== Task to complete ==
Extract the listing below in full, unchanged.

** START Stored rows **

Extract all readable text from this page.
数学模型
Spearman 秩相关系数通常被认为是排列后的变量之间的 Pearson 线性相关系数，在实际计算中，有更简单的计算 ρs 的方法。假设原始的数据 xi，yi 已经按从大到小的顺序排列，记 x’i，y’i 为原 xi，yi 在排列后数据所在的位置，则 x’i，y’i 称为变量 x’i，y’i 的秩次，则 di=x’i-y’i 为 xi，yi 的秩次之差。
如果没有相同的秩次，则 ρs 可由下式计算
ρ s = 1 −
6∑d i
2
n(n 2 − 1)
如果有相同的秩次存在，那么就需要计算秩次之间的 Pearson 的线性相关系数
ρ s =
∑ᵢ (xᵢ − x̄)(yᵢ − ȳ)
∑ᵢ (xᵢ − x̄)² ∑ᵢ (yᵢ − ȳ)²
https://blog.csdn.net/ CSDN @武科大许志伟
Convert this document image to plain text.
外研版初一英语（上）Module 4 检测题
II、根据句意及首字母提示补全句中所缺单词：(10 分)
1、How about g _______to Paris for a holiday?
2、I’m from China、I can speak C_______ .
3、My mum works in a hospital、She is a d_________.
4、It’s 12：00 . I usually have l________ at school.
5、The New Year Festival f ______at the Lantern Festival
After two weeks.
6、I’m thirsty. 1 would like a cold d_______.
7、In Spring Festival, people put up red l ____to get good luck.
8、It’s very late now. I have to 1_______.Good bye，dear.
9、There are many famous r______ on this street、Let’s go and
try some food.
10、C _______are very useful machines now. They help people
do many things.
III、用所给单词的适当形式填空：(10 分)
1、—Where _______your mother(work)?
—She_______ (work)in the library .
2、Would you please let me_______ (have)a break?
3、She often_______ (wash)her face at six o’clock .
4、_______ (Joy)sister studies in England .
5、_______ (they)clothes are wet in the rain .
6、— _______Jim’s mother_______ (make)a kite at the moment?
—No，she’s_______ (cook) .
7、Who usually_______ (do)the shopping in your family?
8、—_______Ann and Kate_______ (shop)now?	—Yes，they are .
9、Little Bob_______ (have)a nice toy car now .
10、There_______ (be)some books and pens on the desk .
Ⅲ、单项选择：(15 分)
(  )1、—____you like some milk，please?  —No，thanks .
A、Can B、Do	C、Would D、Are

** END Stored rows **

== Final answer ==
Extract all readable text from this page.
数学模型
Spearman 秩相关系数通常被认为是排列后的变量之间的 Pearson 线性相关系数，在实际计算中，有更简单的计算 ρs 的方法。假设原始的数据 xi，yi 已经按从大到小的顺序排列，记 x’i，y’i 为原 xi，yi 在排列后数据所在的位置，则 x’i，y’i 称为变量 x’i，y’i 的秩次，则 di=x’i-y’i 为 xi，yi 的秩次之差。
如果没有相同的秩次，则 ρs 可由下式计算
ρ s = 1 −
6∑d i
2
n(n 2 − 1)
如果有相同的秩次存在，那么就需要计算秩次之间的 Pearson 的线性相关系数
ρ s =
∑ᵢ (xᵢ − x̄)(yᵢ − ȳ)
∑ᵢ (xᵢ − x̄)² ∑ᵢ (yᵢ − ȳ)²
https://blog.csdn.net/ CSDN @武科大许志伟
Convert this document image to plain text.
外研版初一英语（上）Module 4 检测题
II、根据句意及首字母提示补全句中所缺单词：(10 分)
1、How about g _______to Paris for a holiday?
2、I’m from China、I can speak C_______ .
3、My mum works in a hospital、She is a d_________.
4、It’s 12：00 . I usually have l________ at school.
5、The New Year Festival f ______at the Lantern Festival
After two weeks.
6、I’m thirsty. 1 would like a cold d_______.
7、In Spring Festival, people put up red l ____to get good luck.
8、It’s very late now. I have to 1_______.Good bye，dear.
9、There are many famous r______ on this street、Let’s go and
try some food.
10、C _______are very useful machines now. They help people
do many things.
III、用所给单词的适当形式填空：(10 分)
1、—Where _______your mother(work)?
—She_______ (work)in the library .
2、Would you please let me_______ (have)a break?
3、She often_______ (wash)her face at six o’clock .
4、_______ (Joy)sister studies in England .
5、_______ (they)clothes are wet in the rain .
6、— _______Jim’s mother_______ (make)a kite at the moment?
—No，she’s_______ (cook) .
7、Who usually_______ (do)the shopping in your family?
8、—_______Ann and Kate_______ (shop)now?	—Yes，they are .
9、Little Bob_______ (have)a nice toy car now .
10、There_______ (be)some books and pens on the desk .
Ⅲ、单项选择：(15 分)
(  )1、—____you like some milk，please?  —No，thanks .
A、Can B、Do	C、Would D、Are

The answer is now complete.